start Record list

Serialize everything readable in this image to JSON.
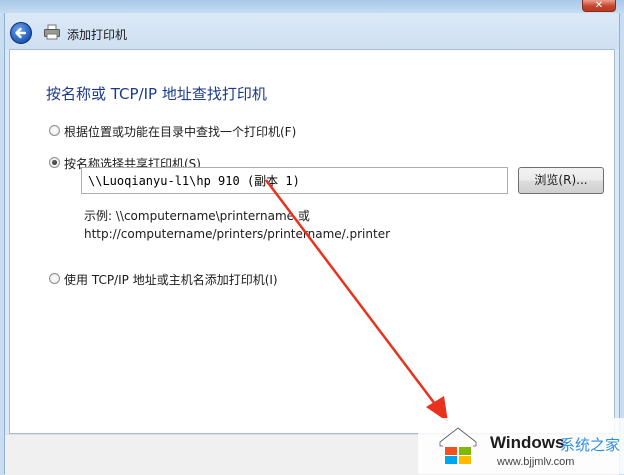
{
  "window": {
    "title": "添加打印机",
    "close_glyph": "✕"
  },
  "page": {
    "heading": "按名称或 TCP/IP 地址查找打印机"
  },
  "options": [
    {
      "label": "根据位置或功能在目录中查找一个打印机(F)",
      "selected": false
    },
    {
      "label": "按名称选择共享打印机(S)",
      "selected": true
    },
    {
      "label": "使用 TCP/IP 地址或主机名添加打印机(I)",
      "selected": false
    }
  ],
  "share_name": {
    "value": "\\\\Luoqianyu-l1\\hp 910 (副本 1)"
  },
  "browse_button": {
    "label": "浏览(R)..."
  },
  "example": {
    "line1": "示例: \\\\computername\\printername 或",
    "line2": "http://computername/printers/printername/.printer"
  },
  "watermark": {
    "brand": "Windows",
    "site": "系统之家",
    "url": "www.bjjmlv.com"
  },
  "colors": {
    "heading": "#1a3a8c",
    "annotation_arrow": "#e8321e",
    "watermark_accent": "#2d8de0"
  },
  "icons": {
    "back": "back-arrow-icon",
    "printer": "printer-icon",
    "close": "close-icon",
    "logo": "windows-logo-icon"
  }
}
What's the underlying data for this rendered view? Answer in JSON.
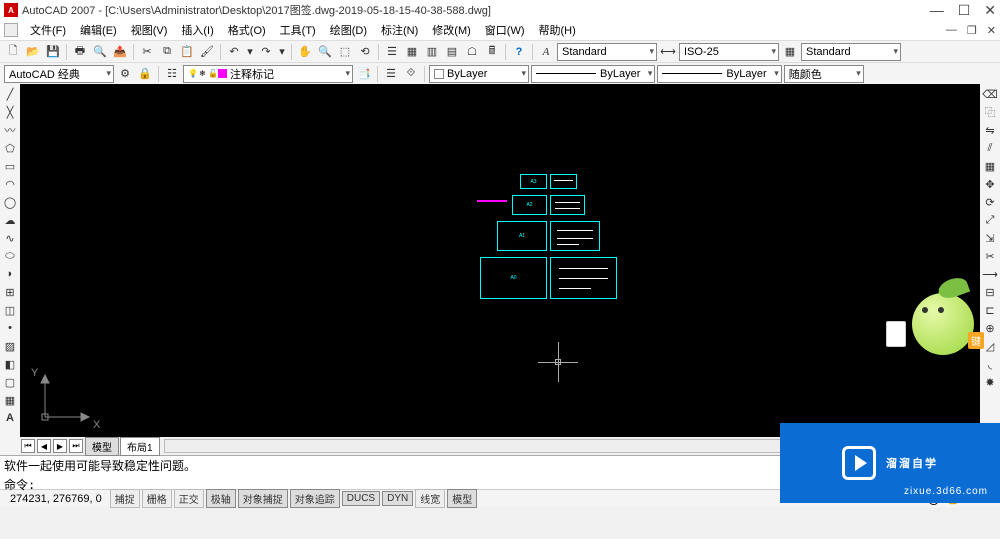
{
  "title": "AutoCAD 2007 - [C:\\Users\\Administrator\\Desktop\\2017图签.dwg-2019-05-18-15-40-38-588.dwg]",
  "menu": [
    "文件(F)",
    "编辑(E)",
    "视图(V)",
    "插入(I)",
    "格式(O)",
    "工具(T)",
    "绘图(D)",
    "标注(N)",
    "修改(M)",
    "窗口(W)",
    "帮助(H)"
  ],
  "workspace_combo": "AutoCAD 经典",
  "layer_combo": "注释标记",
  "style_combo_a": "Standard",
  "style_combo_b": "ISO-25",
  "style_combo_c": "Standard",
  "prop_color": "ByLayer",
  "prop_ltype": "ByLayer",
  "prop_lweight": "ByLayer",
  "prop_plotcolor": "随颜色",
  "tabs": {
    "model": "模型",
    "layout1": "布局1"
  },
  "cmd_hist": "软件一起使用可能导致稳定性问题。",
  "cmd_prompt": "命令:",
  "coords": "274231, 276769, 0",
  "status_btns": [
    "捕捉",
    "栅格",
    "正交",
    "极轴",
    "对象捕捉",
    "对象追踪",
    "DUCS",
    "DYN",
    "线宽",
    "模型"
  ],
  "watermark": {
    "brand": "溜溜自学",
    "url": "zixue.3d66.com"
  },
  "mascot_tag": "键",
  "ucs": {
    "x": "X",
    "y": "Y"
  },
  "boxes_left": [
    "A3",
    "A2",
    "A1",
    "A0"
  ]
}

end Record list
start Record list

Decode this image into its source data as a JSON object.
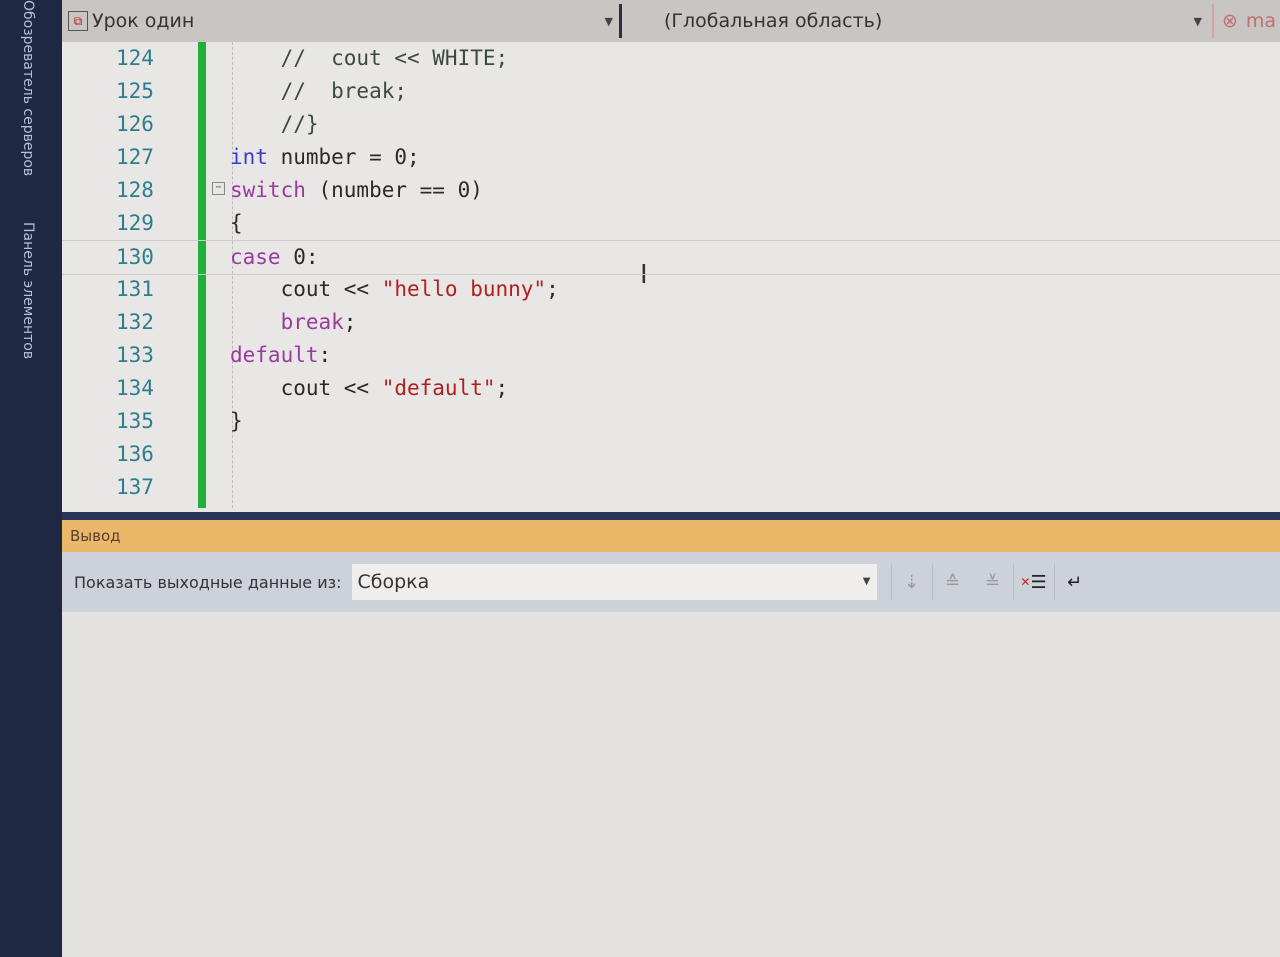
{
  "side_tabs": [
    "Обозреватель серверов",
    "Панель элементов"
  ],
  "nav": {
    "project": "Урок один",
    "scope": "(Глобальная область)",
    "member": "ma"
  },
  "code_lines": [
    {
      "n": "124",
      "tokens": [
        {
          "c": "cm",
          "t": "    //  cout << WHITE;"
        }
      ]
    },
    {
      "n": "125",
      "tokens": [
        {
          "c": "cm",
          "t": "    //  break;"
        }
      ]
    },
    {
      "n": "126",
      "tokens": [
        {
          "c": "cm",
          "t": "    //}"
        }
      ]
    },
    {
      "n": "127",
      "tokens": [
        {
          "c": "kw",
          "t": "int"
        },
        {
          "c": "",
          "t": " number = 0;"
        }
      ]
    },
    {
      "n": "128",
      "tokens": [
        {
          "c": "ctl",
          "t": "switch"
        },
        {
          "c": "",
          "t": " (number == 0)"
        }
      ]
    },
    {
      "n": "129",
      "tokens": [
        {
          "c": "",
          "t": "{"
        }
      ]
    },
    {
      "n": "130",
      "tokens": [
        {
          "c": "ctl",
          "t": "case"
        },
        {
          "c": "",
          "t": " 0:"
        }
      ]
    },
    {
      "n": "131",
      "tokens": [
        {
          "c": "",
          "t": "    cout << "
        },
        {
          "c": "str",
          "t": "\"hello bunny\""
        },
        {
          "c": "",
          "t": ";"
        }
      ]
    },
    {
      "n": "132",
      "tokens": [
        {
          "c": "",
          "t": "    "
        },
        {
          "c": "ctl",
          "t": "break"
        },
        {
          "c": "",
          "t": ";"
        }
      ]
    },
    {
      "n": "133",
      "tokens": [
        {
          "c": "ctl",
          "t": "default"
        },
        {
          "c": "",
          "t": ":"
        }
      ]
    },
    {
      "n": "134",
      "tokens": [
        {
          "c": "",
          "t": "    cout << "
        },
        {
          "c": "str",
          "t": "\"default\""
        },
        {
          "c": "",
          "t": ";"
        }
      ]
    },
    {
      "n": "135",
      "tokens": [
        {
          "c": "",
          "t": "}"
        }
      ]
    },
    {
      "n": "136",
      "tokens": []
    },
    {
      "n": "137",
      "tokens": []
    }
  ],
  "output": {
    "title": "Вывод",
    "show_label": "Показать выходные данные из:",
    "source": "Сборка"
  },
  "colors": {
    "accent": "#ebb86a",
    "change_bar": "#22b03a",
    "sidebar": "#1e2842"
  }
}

end Record list
start Record list

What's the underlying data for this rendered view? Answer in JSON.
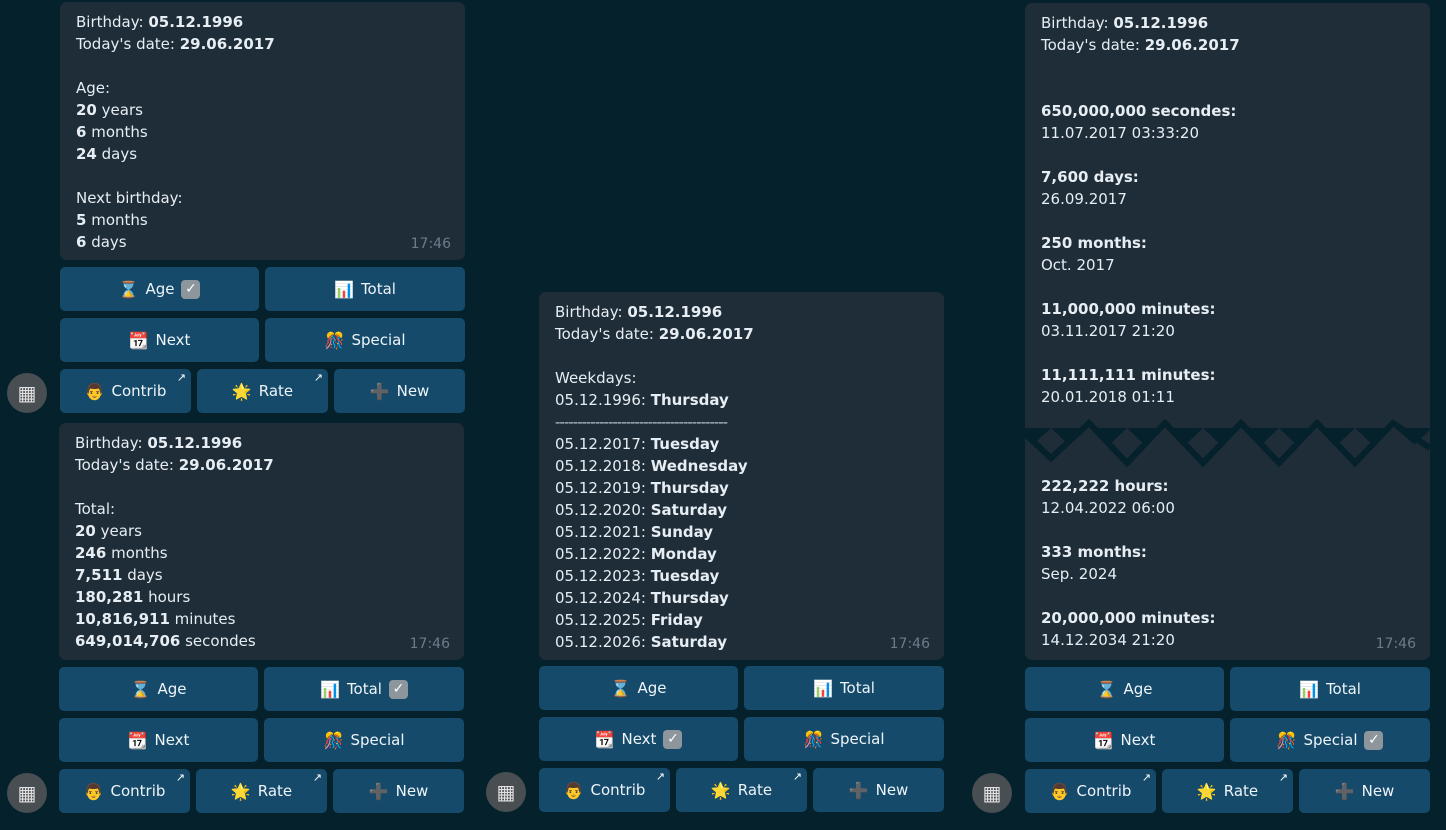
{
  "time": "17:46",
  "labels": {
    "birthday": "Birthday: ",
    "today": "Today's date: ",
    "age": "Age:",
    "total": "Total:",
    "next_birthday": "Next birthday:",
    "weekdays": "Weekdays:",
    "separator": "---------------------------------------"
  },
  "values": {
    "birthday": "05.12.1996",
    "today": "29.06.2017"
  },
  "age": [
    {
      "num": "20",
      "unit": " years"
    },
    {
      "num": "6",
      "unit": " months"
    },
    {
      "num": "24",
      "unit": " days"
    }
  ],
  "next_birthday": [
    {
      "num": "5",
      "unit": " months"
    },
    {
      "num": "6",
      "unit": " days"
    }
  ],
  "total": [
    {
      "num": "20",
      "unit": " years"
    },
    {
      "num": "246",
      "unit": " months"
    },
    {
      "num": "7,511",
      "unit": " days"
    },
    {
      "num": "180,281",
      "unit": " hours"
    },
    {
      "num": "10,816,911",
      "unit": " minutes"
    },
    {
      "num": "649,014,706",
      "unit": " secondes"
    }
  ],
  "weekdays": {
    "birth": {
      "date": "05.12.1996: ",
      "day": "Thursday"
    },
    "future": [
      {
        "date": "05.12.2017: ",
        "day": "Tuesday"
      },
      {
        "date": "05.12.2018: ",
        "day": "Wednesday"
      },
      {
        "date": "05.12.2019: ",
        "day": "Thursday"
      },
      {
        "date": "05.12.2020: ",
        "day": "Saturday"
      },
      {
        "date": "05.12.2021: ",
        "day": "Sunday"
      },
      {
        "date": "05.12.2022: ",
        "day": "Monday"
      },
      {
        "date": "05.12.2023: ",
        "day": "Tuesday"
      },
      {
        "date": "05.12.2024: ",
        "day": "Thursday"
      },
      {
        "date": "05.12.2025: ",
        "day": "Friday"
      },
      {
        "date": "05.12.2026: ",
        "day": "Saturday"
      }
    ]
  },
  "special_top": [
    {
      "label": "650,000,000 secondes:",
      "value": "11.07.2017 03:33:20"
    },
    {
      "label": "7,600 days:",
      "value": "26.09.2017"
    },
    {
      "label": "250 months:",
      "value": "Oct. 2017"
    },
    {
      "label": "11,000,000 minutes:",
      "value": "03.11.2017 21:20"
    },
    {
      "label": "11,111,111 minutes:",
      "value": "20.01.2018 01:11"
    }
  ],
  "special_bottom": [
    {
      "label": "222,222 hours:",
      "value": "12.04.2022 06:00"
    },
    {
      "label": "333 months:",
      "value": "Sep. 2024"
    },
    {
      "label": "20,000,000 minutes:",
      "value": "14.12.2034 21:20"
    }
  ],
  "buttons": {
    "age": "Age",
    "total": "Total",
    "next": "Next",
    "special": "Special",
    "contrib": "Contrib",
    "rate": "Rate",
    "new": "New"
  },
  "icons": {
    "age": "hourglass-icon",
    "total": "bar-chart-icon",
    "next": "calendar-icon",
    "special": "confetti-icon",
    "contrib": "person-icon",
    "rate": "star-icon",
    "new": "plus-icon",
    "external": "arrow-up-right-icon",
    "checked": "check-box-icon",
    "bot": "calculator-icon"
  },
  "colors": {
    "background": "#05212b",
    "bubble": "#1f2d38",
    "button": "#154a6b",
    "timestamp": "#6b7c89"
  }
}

end Record list

Go through the listing above and report how many of its lines contain the word "AutoCAD", with only the number as output.

### Written solution
2